[[ Input material open ]]
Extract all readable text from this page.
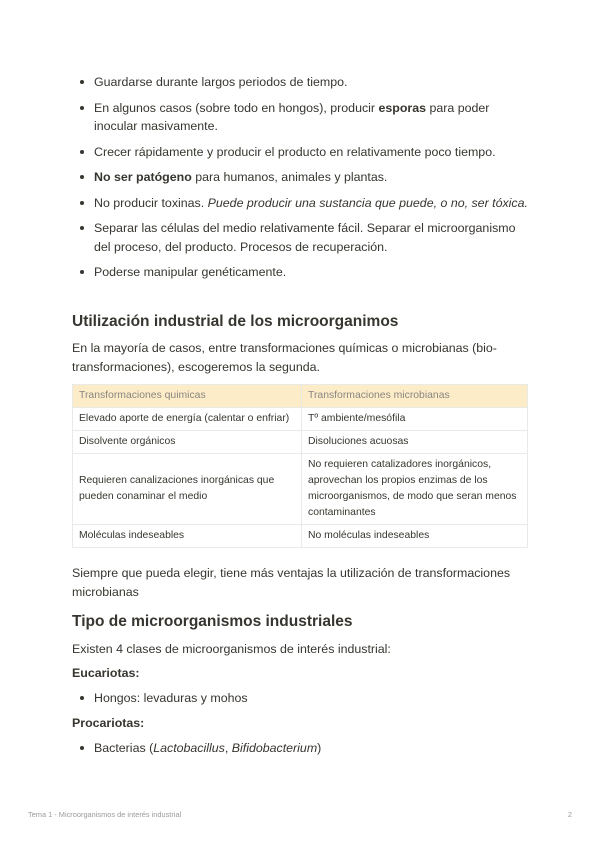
Guardarse durante largos periodos de tiempo.
En algunos casos (sobre todo en hongos), producir esporas para poder inocular masivamente.
Crecer rápidamente y producir el producto en relativamente poco tiempo.
No ser patógeno para humanos, animales y plantas.
No producir toxinas. Puede producir una sustancia que puede, o no, ser tóxica.
Separar las células del medio relativamente fácil. Separar el microorganismo del proceso, del producto. Procesos de recuperación.
Poderse manipular genéticamente.
Utilización industrial de los microorganimos

En la mayoría de casos, entre transformaciones químicas o microbianas (bio-transformaciones), escogeremos la segunda.

Transformaciones quimicas	Transformaciones microbianas
Elevado aporte de energía (calentar o enfriar)	Tº ambiente/mesófila
Disolvente orgánicos	Disoluciones acuosas
Requieren canalizaciones inorgánicas que pueden conaminar el medio	No requieren catalizadores inorgánicos, aprovechan los propios enzimas de los microorganismos, de modo que seran menos contaminantes
Moléculas indeseables	No moléculas indeseables

Siempre que pueda elegir, tiene más ventajas la utilización de transformaciones microbianas

Tipo de microorganismos industriales

Existen 4 clases de microorganismos de interés industrial:

Eucariotas:
Hongos: levaduras y mohos
Procariotas:
Bacterias (Lactobacillus, Bifidobacterium)
Tema 1 - Microorganismos de interés industrial	2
[[ Input material closed ]]
Exercise instructions: From the entries above, return each line with the word "microbianas" in it.

Answer space:
En la mayoría de casos, entre transformaciones químicas o microbianas (bio-transformaciones), escogeremos la segunda.
Transformaciones quimicas	Transformaciones microbianas
Siempre que pueda elegir, tiene más ventajas la utilización de transformaciones microbianas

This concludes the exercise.